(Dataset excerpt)

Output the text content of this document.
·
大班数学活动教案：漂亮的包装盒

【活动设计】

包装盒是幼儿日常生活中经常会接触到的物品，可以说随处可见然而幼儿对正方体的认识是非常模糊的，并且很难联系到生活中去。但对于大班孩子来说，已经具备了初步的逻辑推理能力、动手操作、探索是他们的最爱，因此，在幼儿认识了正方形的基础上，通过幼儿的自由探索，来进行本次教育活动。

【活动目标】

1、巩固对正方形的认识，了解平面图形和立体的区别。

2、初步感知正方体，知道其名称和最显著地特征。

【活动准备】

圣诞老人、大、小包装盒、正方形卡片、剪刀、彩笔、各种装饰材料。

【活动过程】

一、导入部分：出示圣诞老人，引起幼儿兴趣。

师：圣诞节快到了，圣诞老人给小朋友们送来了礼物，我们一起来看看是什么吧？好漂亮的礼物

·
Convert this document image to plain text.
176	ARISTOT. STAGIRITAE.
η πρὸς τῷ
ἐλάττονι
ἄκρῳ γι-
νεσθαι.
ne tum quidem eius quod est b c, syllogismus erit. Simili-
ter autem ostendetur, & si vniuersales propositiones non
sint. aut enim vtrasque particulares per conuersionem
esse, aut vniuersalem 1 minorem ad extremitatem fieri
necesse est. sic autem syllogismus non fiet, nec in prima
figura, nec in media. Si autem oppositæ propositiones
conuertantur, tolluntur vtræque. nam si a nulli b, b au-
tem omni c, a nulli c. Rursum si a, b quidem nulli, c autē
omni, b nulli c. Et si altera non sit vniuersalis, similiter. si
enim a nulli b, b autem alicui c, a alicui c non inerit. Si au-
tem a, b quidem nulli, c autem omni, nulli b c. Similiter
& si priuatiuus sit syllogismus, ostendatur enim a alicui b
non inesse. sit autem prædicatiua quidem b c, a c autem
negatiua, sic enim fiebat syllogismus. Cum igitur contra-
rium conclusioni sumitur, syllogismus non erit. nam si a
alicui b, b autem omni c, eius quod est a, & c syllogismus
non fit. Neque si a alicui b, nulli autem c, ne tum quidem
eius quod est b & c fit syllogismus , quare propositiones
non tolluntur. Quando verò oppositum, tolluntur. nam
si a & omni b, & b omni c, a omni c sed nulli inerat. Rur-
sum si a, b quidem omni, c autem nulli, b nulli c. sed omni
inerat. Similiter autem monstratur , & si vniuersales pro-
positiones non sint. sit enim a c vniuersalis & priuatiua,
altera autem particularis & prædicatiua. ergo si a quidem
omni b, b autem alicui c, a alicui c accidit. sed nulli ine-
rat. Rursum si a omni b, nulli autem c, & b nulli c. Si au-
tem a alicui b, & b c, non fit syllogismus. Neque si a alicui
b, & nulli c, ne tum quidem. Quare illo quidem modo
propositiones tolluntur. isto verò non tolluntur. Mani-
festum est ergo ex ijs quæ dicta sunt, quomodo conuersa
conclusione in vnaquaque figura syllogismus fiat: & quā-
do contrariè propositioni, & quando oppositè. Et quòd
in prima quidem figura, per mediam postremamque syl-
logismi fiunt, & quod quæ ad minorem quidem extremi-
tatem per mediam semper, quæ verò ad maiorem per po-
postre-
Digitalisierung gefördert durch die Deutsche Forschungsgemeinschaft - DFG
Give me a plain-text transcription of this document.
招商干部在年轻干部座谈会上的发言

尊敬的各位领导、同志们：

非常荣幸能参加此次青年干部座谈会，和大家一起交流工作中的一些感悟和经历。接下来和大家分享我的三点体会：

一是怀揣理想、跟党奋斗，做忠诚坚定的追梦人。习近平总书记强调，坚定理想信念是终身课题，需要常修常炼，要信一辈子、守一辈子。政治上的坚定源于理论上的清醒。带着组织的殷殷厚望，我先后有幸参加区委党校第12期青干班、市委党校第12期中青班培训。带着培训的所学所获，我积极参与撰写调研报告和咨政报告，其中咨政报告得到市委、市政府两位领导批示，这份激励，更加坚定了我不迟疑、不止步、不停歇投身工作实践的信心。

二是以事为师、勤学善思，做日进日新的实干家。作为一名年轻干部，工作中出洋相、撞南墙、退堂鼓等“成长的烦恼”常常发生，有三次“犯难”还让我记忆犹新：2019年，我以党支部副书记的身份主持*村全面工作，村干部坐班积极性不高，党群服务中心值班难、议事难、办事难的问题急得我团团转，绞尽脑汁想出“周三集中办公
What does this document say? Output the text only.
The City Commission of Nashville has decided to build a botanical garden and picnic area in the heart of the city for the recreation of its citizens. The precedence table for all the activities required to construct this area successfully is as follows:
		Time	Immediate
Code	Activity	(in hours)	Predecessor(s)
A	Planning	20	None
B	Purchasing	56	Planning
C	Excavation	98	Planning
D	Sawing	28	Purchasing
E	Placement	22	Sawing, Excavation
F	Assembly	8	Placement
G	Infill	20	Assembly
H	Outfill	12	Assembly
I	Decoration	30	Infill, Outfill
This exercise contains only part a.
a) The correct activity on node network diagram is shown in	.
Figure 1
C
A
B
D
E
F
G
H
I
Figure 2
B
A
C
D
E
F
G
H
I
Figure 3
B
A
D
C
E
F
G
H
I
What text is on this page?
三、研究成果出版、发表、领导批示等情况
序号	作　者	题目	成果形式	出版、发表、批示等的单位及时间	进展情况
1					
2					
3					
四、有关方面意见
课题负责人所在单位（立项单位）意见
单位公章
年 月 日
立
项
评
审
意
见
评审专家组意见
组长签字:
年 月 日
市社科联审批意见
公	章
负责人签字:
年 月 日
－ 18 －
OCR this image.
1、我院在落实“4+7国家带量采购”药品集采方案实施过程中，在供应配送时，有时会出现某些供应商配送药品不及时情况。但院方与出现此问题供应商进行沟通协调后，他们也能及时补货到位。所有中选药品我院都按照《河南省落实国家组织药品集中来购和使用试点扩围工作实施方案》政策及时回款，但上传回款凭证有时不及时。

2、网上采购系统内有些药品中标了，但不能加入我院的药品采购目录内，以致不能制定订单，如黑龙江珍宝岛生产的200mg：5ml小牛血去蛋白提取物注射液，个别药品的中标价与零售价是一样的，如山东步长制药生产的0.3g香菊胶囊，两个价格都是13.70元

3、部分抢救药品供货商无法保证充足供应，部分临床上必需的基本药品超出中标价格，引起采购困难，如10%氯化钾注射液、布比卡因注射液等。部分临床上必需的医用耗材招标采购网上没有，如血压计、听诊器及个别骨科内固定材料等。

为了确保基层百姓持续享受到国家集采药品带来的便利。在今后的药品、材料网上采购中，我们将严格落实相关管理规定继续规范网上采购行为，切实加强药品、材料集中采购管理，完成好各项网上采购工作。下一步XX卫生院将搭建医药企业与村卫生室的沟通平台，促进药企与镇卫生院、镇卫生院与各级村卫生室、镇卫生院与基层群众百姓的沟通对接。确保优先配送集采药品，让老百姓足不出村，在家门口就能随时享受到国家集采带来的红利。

REQUIREMENT » Exact copies of all the records are required.

CORRECT OUTPUT »
Output the text content of this document.
·
大班数学活动教案：漂亮的包装盒

【活动设计】

包装盒是幼儿日常生活中经常会接触到的物品，可以说随处可见然而幼儿对正方体的认识是非常模糊的，并且很难联系到生活中去。但对于大班孩子来说，已经具备了初步的逻辑推理能力、动手操作、探索是他们的最爱，因此，在幼儿认识了正方形的基础上，通过幼儿的自由探索，来进行本次教育活动。

【活动目标】

1、巩固对正方形的认识，了解平面图形和立体的区别。

2、初步感知正方体，知道其名称和最显著地特征。

【活动准备】

圣诞老人、大、小包装盒、正方形卡片、剪刀、彩笔、各种装饰材料。

【活动过程】

一、导入部分：出示圣诞老人，引起幼儿兴趣。

师：圣诞节快到了，圣诞老人给小朋友们送来了礼物，我们一起来看看是什么吧？好漂亮的礼物

·
Convert this document image to plain text.
176	ARISTOT. STAGIRITAE.
η πρὸς τῷ
ἐλάττονι
ἄκρῳ γι-
νεσθαι.
ne tum quidem eius quod est b c, syllogismus erit. Simili-
ter autem ostendetur, & si vniuersales propositiones non
sint. aut enim vtrasque particulares per conuersionem
esse, aut vniuersalem 1 minorem ad extremitatem fieri
necesse est. sic autem syllogismus non fiet, nec in prima
figura, nec in media. Si autem oppositæ propositiones
conuertantur, tolluntur vtræque. nam si a nulli b, b au-
tem omni c, a nulli c. Rursum si a, b quidem nulli, c autē
omni, b nulli c. Et si altera non sit vniuersalis, similiter. si
enim a nulli b, b autem alicui c, a alicui c non inerit. Si au-
tem a, b quidem nulli, c autem omni, nulli b c. Similiter
& si priuatiuus sit syllogismus, ostendatur enim a alicui b
non inesse. sit autem prædicatiua quidem b c, a c autem
negatiua, sic enim fiebat syllogismus. Cum igitur contra-
rium conclusioni sumitur, syllogismus non erit. nam si a
alicui b, b autem omni c, eius quod est a, & c syllogismus
non fit. Neque si a alicui b, nulli autem c, ne tum quidem
eius quod est b & c fit syllogismus , quare propositiones
non tolluntur. Quando verò oppositum, tolluntur. nam
si a & omni b, & b omni c, a omni c sed nulli inerat. Rur-
sum si a, b quidem omni, c autem nulli, b nulli c. sed omni
inerat. Similiter autem monstratur , & si vniuersales pro-
positiones non sint. sit enim a c vniuersalis & priuatiua,
altera autem particularis & prædicatiua. ergo si a quidem
omni b, b autem alicui c, a alicui c accidit. sed nulli ine-
rat. Rursum si a omni b, nulli autem c, & b nulli c. Si au-
tem a alicui b, & b c, non fit syllogismus. Neque si a alicui
b, & nulli c, ne tum quidem. Quare illo quidem modo
propositiones tolluntur. isto verò non tolluntur. Mani-
festum est ergo ex ijs quæ dicta sunt, quomodo conuersa
conclusione in vnaquaque figura syllogismus fiat: & quā-
do contrariè propositioni, & quando oppositè. Et quòd
in prima quidem figura, per mediam postremamque syl-
logismi fiunt, & quod quæ ad minorem quidem extremi-
tatem per mediam semper, quæ verò ad maiorem per po-
postre-
Digitalisierung gefördert durch die Deutsche Forschungsgemeinschaft - DFG
Give me a plain-text transcription of this document.
招商干部在年轻干部座谈会上的发言

尊敬的各位领导、同志们：

非常荣幸能参加此次青年干部座谈会，和大家一起交流工作中的一些感悟和经历。接下来和大家分享我的三点体会：

一是怀揣理想、跟党奋斗，做忠诚坚定的追梦人。习近平总书记强调，坚定理想信念是终身课题，需要常修常炼，要信一辈子、守一辈子。政治上的坚定源于理论上的清醒。带着组织的殷殷厚望，我先后有幸参加区委党校第12期青干班、市委党校第12期中青班培训。带着培训的所学所获，我积极参与撰写调研报告和咨政报告，其中咨政报告得到市委、市政府两位领导批示，这份激励，更加坚定了我不迟疑、不止步、不停歇投身工作实践的信心。

二是以事为师、勤学善思，做日进日新的实干家。作为一名年轻干部，工作中出洋相、撞南墙、退堂鼓等“成长的烦恼”常常发生，有三次“犯难”还让我记忆犹新：2019年，我以党支部副书记的身份主持*村全面工作，村干部坐班积极性不高，党群服务中心值班难、议事难、办事难的问题急得我团团转，绞尽脑汁想出“周三集中办公
What does this document say? Output the text only.
The City Commission of Nashville has decided to build a botanical garden and picnic area in the heart of the city for the recreation of its citizens. The precedence table for all the activities required to construct this area successfully is as follows:
		Time	Immediate
Code	Activity	(in hours)	Predecessor(s)
A	Planning	20	None
B	Purchasing	56	Planning
C	Excavation	98	Planning
D	Sawing	28	Purchasing
E	Placement	22	Sawing, Excavation
F	Assembly	8	Placement
G	Infill	20	Assembly
H	Outfill	12	Assembly
I	Decoration	30	Infill, Outfill
This exercise contains only part a.
a) The correct activity on node network diagram is shown in	.
Figure 1
C
A
B
D
E
F
G
H
I
Figure 2
B
A
C
D
E
F
G
H
I
Figure 3
B
A
D
C
E
F
G
H
I
What text is on this page?
三、研究成果出版、发表、领导批示等情况
序号	作　者	题目	成果形式	出版、发表、批示等的单位及时间	进展情况
1					
2					
3					
四、有关方面意见
课题负责人所在单位（立项单位）意见
单位公章
年 月 日
立
项
评
审
意
见
评审专家组意见
组长签字:
年 月 日
市社科联审批意见
公	章
负责人签字:
年 月 日
－ 18 －
OCR this image.
1、我院在落实“4+7国家带量采购”药品集采方案实施过程中，在供应配送时，有时会出现某些供应商配送药品不及时情况。但院方与出现此问题供应商进行沟通协调后，他们也能及时补货到位。所有中选药品我院都按照《河南省落实国家组织药品集中来购和使用试点扩围工作实施方案》政策及时回款，但上传回款凭证有时不及时。

2、网上采购系统内有些药品中标了，但不能加入我院的药品采购目录内，以致不能制定订单，如黑龙江珍宝岛生产的200mg：5ml小牛血去蛋白提取物注射液，个别药品的中标价与零售价是一样的，如山东步长制药生产的0.3g香菊胶囊，两个价格都是13.70元

3、部分抢救药品供货商无法保证充足供应，部分临床上必需的基本药品超出中标价格，引起采购困难，如10%氯化钾注射液、布比卡因注射液等。部分临床上必需的医用耗材招标采购网上没有，如血压计、听诊器及个别骨科内固定材料等。

为了确保基层百姓持续享受到国家集采药品带来的便利。在今后的药品、材料网上采购中，我们将严格落实相关管理规定继续规范网上采购行为，切实加强药品、材料集中采购管理，完成好各项网上采购工作。下一步XX卫生院将搭建医药企业与村卫生室的沟通平台，促进药企与镇卫生院、镇卫生院与各级村卫生室、镇卫生院与基层群众百姓的沟通对接。确保优先配送集采药品，让老百姓足不出村，在家门口就能随时享受到国家集采带来的红利。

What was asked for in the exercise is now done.